Brief -
Continue the article on democratizing chip design, starting after its final sentence.

Exercise text -
○ ○ ○ ○ ○

Democratising IC Design
Once upon a time, designing your own chip took serious cash. Semiconductor innovation was only an option if you had a few hundred thousand dollars to spare. In recent years, however, there’s been increasing industry momentum towards the democratisation of chip design. Projects range from open Instruction Set Architecture (ISA) initiatives such as RISC-V to Google’s OpenMPW shuttle program offering access to no-cost manufacture and TinyTapeout’s templated pipeline for newbies, which makes chip design as easy as arranging logic gates on a web page.
This is great news for researchers and entrepreneurs who may be bursting with bright ideas but lacking the financial clout necessary to realise their projects. However, it’s also good news for semiconductor development: an open development model not only helps lower the barriers to entry, it creates a broader ecosystem and allows innovation to thrive.
Democratising IC design
In the world of software, democratisation is old news: open-source software (OSS) has been around since at least 1953. That’s when Remington Rand’s UNIVAC division developed the A-2 (Arithmetic Language v2) system, which was released to their customers along with the source code – complete with an invitation to submit suggestions for improvement. Today, the vast majority of programming languages have a free software implementation available. But, perhaps because of non-disclosure agreements designed to safeguard trade secrets, open hardware collaboration has tended to lag behind.
In some ways, this is surprising, because it has repeatedly been demonstrated that community collaboration can lead to outcomes that surpass those achieved by individuals or isolated teams, sparking novel solutions to problems that might otherwise have gone unsolved.
However, designing a chip is a complex process involving multiple parties at every step of the way. To truly lower barriers, no operator can act in isolation: licence-free access must be achieved across the design cycle, from specification and optimisation to manufacturing and testing.
A shift towards democratisation
One of the biggest players in the shift towards democratisation is Google. Its open-source silicon initiative smooths a path for developers to create manufacturable silicon designs by providing fully open-source process design kits (PDKs) and toolchains, along with a chance to gain free manufacture through the OpenMPW [multi-project wafer] program. The only caveat is that the customised PDK is shareable.
This approach both benefits the community, increasing the number of individuals working on the development of accompanying tooling, and provides a pathway to low or no-cost manufacture for entrepreneurs.

○ ○ ○ ○ ○

Data extract -
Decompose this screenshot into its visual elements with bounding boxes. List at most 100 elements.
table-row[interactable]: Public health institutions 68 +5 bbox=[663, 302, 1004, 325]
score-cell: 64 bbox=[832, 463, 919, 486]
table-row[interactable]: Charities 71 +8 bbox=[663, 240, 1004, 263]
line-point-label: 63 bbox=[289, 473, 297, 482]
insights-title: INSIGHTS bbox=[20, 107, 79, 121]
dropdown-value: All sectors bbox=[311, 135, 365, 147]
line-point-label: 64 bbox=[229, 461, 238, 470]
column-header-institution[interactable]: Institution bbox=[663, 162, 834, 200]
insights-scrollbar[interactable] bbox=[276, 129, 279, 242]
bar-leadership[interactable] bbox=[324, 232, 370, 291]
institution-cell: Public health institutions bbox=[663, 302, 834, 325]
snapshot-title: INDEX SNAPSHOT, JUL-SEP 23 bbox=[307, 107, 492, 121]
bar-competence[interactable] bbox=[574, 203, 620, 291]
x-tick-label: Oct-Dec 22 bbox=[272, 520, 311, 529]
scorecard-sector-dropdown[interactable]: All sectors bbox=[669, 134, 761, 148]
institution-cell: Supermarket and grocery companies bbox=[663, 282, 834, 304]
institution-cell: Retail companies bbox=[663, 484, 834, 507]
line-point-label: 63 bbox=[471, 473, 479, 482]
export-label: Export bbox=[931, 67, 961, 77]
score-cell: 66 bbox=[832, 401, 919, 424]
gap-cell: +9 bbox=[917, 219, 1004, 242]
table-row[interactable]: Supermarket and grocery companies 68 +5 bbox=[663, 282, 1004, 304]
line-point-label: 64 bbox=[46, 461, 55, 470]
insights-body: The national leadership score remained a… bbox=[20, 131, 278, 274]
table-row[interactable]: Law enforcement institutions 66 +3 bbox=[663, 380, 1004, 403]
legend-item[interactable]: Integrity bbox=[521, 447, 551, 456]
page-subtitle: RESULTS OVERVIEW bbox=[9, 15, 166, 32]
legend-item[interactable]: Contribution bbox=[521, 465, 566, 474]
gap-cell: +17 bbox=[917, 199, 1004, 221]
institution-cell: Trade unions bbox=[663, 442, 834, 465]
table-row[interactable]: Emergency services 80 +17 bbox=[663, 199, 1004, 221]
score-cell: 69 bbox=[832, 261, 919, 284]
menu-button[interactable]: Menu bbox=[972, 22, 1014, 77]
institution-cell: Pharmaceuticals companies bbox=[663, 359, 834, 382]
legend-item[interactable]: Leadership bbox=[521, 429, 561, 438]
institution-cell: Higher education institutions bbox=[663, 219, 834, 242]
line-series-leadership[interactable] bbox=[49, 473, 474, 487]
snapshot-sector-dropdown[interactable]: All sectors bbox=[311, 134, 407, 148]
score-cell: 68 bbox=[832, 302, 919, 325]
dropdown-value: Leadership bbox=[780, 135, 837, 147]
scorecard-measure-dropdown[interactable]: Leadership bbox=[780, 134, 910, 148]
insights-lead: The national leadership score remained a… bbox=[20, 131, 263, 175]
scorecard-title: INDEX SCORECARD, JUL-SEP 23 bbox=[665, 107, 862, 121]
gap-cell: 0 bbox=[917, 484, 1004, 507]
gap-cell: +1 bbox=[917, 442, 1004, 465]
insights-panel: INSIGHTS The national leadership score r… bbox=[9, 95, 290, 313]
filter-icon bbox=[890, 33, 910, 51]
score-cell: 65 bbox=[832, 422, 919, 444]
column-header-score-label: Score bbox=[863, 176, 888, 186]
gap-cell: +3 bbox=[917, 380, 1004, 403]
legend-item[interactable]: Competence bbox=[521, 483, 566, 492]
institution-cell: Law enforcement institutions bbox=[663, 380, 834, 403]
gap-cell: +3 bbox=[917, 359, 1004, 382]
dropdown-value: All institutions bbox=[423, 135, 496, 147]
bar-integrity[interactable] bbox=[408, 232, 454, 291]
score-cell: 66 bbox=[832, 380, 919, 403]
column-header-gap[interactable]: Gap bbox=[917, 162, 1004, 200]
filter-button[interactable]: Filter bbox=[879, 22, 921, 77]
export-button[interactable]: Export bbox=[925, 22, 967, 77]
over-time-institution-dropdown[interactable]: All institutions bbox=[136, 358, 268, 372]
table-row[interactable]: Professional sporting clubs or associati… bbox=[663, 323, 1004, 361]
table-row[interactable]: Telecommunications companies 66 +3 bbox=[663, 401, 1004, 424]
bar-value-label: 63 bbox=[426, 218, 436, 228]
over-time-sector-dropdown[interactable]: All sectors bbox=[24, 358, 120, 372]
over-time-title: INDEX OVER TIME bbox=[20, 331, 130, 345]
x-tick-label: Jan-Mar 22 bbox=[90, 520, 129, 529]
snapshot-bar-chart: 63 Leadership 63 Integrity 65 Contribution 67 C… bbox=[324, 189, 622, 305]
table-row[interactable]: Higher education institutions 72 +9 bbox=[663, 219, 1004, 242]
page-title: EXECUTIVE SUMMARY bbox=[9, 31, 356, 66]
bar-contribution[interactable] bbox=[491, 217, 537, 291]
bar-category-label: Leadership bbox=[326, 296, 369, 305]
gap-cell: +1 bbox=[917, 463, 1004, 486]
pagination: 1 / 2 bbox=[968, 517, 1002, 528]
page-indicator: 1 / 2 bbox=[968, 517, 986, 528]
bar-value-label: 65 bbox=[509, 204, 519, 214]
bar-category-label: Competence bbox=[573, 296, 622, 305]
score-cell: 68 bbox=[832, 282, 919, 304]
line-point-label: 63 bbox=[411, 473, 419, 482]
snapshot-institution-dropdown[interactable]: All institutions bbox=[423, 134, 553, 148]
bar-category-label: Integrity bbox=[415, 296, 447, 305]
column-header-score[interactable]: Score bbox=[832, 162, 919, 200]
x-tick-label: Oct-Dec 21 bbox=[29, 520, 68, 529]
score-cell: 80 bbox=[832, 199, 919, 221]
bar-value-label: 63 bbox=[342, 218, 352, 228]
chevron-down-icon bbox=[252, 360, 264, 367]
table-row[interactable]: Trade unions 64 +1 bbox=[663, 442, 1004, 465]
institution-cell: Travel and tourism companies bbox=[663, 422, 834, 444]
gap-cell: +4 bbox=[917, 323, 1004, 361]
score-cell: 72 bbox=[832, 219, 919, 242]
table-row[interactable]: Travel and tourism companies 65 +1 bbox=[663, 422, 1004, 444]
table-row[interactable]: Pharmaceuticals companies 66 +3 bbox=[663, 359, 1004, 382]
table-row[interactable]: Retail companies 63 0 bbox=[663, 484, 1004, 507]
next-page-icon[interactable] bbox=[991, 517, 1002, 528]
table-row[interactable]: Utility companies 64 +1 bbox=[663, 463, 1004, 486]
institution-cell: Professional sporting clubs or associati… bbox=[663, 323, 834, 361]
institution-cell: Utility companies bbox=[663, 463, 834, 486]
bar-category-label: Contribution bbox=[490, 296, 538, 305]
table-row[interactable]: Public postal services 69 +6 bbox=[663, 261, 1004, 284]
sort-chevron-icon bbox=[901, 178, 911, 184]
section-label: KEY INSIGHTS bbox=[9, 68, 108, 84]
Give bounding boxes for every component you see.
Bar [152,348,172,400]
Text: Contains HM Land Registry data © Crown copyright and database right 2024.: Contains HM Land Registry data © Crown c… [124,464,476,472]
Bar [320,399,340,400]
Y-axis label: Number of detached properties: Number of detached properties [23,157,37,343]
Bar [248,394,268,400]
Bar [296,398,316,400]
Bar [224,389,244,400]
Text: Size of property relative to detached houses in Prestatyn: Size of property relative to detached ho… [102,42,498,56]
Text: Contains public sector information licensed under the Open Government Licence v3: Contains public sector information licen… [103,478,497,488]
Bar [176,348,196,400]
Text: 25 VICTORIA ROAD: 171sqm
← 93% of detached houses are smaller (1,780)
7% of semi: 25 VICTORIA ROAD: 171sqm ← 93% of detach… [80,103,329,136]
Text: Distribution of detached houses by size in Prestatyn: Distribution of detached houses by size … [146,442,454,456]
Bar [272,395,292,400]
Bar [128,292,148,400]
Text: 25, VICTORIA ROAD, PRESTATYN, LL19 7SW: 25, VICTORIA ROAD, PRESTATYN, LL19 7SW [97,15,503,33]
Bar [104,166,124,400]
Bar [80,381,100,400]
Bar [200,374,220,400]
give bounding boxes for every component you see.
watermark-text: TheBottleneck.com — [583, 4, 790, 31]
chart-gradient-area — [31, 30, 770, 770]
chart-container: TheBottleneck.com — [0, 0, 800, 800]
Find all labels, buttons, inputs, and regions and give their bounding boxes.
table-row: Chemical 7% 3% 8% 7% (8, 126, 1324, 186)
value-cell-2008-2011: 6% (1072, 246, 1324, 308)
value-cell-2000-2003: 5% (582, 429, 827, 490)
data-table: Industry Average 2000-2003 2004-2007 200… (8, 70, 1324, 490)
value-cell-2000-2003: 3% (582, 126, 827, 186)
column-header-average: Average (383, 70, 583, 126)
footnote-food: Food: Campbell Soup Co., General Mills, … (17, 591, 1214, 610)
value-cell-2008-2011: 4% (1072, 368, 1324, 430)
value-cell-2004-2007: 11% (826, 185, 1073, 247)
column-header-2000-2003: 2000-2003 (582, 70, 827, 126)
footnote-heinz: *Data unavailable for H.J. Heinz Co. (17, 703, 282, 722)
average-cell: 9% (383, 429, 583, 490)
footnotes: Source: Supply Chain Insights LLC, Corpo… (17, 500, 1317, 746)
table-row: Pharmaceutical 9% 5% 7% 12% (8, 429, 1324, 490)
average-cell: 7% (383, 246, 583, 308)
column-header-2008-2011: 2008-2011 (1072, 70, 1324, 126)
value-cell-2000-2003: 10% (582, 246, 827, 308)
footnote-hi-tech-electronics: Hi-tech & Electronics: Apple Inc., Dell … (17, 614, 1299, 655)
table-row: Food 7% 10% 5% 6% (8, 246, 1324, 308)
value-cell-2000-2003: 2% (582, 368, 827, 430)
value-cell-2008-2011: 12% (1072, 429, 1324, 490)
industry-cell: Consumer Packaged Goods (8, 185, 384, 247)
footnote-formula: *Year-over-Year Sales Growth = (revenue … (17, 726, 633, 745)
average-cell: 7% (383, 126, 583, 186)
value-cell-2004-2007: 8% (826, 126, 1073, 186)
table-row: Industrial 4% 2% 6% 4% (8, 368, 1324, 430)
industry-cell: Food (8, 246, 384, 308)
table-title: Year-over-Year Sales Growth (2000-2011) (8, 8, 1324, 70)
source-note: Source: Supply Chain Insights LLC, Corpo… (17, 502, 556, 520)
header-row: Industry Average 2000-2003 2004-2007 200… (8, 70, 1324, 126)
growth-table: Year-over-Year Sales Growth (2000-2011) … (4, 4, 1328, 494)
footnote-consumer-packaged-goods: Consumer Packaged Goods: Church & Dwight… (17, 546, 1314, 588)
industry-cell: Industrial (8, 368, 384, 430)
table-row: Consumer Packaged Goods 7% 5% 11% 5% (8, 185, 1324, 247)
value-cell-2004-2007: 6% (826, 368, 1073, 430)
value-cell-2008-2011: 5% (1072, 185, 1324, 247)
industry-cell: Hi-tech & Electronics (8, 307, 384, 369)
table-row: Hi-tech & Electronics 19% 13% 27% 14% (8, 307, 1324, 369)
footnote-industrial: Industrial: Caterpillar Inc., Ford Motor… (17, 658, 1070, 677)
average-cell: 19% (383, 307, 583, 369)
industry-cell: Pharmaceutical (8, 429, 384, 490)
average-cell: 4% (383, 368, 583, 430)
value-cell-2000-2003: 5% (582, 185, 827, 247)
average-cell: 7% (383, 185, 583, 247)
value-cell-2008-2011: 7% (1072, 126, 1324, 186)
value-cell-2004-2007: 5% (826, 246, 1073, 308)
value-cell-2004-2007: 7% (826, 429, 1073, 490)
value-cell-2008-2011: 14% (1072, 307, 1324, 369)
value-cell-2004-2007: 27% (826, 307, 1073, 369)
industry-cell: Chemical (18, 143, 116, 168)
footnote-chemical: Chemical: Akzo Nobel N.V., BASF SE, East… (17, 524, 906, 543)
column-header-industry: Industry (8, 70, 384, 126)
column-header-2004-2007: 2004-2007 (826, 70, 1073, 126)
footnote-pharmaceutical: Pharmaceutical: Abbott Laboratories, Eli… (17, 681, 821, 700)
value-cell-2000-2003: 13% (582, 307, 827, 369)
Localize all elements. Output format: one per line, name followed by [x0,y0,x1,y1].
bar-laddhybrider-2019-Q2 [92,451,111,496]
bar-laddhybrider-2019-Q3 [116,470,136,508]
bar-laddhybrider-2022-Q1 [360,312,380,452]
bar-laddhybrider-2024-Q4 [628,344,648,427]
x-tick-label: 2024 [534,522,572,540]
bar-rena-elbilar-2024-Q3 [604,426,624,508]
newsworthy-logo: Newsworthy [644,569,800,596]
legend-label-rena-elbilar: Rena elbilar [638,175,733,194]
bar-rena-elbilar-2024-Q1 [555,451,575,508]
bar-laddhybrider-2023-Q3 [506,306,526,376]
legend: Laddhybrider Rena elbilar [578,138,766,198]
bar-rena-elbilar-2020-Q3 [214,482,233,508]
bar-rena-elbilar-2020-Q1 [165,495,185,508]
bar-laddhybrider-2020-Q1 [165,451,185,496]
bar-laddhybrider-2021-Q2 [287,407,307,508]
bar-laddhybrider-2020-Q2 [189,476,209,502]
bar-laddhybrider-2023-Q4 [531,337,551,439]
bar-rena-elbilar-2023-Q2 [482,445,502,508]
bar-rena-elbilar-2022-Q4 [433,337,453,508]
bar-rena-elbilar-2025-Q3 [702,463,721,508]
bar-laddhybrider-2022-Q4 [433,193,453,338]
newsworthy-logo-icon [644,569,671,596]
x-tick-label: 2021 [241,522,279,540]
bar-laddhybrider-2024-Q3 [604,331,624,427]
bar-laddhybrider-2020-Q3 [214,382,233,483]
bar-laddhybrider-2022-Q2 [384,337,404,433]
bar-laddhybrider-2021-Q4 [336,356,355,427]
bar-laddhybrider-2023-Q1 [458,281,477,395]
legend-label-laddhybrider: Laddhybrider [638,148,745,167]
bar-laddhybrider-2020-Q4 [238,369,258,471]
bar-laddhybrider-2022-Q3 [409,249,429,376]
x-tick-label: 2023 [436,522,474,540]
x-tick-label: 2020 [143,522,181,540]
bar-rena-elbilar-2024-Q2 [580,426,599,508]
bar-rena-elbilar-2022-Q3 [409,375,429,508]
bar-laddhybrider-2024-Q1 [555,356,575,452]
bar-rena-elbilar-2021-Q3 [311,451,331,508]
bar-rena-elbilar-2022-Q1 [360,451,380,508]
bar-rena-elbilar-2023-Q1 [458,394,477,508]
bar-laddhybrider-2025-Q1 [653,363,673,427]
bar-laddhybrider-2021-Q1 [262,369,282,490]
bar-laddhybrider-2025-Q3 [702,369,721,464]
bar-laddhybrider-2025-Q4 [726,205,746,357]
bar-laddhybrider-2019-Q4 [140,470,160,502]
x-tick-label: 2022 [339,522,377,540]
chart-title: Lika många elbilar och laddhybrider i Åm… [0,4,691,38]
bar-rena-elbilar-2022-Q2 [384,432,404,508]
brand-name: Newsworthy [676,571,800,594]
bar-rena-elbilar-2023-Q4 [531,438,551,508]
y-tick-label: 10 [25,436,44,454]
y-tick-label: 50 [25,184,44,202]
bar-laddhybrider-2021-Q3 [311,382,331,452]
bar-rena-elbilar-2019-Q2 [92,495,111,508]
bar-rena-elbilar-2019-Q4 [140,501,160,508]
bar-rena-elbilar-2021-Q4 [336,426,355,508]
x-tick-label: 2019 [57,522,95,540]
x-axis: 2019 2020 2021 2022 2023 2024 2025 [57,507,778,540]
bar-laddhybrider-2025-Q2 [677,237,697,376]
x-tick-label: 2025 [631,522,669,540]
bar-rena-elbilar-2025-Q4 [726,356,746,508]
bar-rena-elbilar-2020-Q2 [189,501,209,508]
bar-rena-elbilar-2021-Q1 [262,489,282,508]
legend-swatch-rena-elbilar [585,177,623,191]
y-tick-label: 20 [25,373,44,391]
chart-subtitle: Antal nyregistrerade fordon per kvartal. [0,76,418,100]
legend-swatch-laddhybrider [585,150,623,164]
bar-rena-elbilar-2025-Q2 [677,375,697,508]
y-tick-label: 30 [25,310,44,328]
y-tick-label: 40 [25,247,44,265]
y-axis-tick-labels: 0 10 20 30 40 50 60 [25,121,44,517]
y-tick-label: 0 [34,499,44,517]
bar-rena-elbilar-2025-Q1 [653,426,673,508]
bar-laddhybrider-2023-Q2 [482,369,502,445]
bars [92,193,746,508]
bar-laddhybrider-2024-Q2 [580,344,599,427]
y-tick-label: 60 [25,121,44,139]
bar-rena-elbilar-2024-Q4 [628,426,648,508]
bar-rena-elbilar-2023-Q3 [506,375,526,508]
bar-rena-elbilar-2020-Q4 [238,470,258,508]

○ ○ ○ ○ ○

Exercise response -
Another big hitter in the open-source hardware world is RISC-V and its open ISA, available under a royalty-free, open-source licence. Anyone can take their instruction set to design a RISC-V-compliant processor and, if they so choose, add custom instructions to differentiate – a freedom only possible with open standard instruction sets.
As part of the OpenMPW program, efabless offers Caravel, a RISC-V-based, plug-and-play reference system-on-a-chip that accelerates both design and integration time.
OpenRoad – a recently launched project from DARPA, the research and development agency of the U.S. Department of Defense – also aims to bridge the cost and expertise gaps that system designers encounter. Its open-source semiconductor design automation tools enable, “no-human-in-loop, 24-hour design”. The project encompasses OpenLane, a free, automated register transfer language (RTL) to GDSII design flow, which outputs the final chip layout, in standard file format, ready for fabrication.
Contributing to democratisation
Pragmatic’s flexible integrated circuit (FlexIC) technology already costs orders of magnitude less than silicon semiconductors and is significantly quicker to produce, allowing designs to be iterated and chips produced in just weeks, rather than months. This makes it ideal for meeting individual use cases with application-specific chips. But we’re keen to lower the barriers to entry further, extending opportunity to innovators, and contributing to the growth of the semiconductor industry, in the UK and beyond.
So how do we plan to do that?
Inspired by the pioneering initiatives discussed above, we’re working to make our technology platform compatible with OpenLane. Our PDK is already compatible with commercial electronic design automation (EDA) software tools, which are worth their weight in gold for advanced semiconductor design, but – cost-wise – can be a significant barrier to entry for low-complexity use cases. By supporting open-source design flows, we can allow access to more people.
We’ve also just announced our collaboration with Europractice, which aims to bridge the gap between academia and industry by providing affordable access to semiconductor fabrication through its multi-project wafer services targeting start-ups and academic spin-offs.
We also have an ambition to work with the UK semiconductor community to connect multiple open-access fabs, within industry and academia, that can reinvigorate the UK semiconductor sector and develop new skills across the whole value chain.
Although these projects will undoubtedly bring social benefits, they are underpinned by sound commercial objectives. For Pragmatic, contributing to democratisation of IC design will encourage use and drive enrichment of our technology. On a wider scale, in addition to advancing innovation, it will help to cultivate an ecosystem of developers and designers, bringing further jobs and skills to the community, and help mitigate the supply-chain issues that have plagued industry over the past few years.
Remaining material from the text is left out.